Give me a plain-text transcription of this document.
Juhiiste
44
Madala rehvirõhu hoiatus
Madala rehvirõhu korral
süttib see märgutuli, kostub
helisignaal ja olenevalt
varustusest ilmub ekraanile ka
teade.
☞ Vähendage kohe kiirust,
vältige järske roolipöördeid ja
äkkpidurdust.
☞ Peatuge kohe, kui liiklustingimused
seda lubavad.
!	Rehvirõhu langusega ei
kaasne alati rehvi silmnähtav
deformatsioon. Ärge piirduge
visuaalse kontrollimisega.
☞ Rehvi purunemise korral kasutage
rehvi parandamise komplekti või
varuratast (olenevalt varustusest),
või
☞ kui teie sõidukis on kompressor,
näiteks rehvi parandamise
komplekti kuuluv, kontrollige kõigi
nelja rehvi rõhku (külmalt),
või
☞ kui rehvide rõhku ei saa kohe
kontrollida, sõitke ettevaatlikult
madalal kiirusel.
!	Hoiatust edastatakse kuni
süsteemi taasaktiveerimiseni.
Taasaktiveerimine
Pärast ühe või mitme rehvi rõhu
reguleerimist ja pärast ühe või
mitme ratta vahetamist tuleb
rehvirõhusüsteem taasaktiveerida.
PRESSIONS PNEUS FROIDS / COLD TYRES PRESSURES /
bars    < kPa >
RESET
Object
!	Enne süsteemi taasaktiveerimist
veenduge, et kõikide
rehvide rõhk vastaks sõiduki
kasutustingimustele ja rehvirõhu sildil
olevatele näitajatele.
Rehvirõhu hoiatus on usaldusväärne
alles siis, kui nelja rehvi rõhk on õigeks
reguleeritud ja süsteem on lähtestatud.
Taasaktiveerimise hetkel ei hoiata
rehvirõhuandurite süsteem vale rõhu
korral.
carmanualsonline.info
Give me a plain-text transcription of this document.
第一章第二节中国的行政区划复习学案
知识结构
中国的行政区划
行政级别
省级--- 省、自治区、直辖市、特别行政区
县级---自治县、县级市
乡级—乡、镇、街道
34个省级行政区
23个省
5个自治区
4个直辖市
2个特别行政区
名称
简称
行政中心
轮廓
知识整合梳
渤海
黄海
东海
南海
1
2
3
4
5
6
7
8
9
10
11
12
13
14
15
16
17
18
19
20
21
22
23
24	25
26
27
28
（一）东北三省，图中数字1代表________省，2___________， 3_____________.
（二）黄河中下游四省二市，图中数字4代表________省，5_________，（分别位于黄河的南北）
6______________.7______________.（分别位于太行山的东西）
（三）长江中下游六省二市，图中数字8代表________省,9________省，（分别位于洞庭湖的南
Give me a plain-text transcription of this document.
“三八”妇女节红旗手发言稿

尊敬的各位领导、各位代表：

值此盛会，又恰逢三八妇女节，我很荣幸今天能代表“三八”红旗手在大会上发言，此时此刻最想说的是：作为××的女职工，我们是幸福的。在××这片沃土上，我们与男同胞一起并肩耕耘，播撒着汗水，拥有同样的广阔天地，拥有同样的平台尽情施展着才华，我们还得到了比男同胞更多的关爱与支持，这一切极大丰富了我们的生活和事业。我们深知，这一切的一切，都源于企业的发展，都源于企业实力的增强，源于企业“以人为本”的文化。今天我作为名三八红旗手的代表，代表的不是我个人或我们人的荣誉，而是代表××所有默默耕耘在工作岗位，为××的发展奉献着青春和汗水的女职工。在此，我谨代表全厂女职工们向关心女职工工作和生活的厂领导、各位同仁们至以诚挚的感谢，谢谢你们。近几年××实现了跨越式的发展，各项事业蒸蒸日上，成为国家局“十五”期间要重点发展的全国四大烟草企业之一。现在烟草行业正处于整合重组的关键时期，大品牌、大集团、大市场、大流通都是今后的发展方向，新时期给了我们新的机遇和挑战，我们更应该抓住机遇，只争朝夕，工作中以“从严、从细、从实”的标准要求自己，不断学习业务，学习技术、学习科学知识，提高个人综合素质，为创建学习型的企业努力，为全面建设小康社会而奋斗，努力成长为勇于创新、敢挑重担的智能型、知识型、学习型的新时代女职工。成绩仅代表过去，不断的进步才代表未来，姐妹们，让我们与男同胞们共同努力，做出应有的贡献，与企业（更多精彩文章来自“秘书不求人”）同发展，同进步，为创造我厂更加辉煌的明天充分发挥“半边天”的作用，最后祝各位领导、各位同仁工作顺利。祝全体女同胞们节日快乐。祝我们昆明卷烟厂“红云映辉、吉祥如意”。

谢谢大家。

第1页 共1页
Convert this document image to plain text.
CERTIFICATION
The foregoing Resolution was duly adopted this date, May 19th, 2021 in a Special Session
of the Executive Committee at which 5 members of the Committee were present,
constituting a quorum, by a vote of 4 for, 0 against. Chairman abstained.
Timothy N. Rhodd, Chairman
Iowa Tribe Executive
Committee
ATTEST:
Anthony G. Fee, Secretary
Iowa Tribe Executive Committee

# Work to do:
Your answer should be only the number of lines that hold the word "korral".

# Worked solution:
3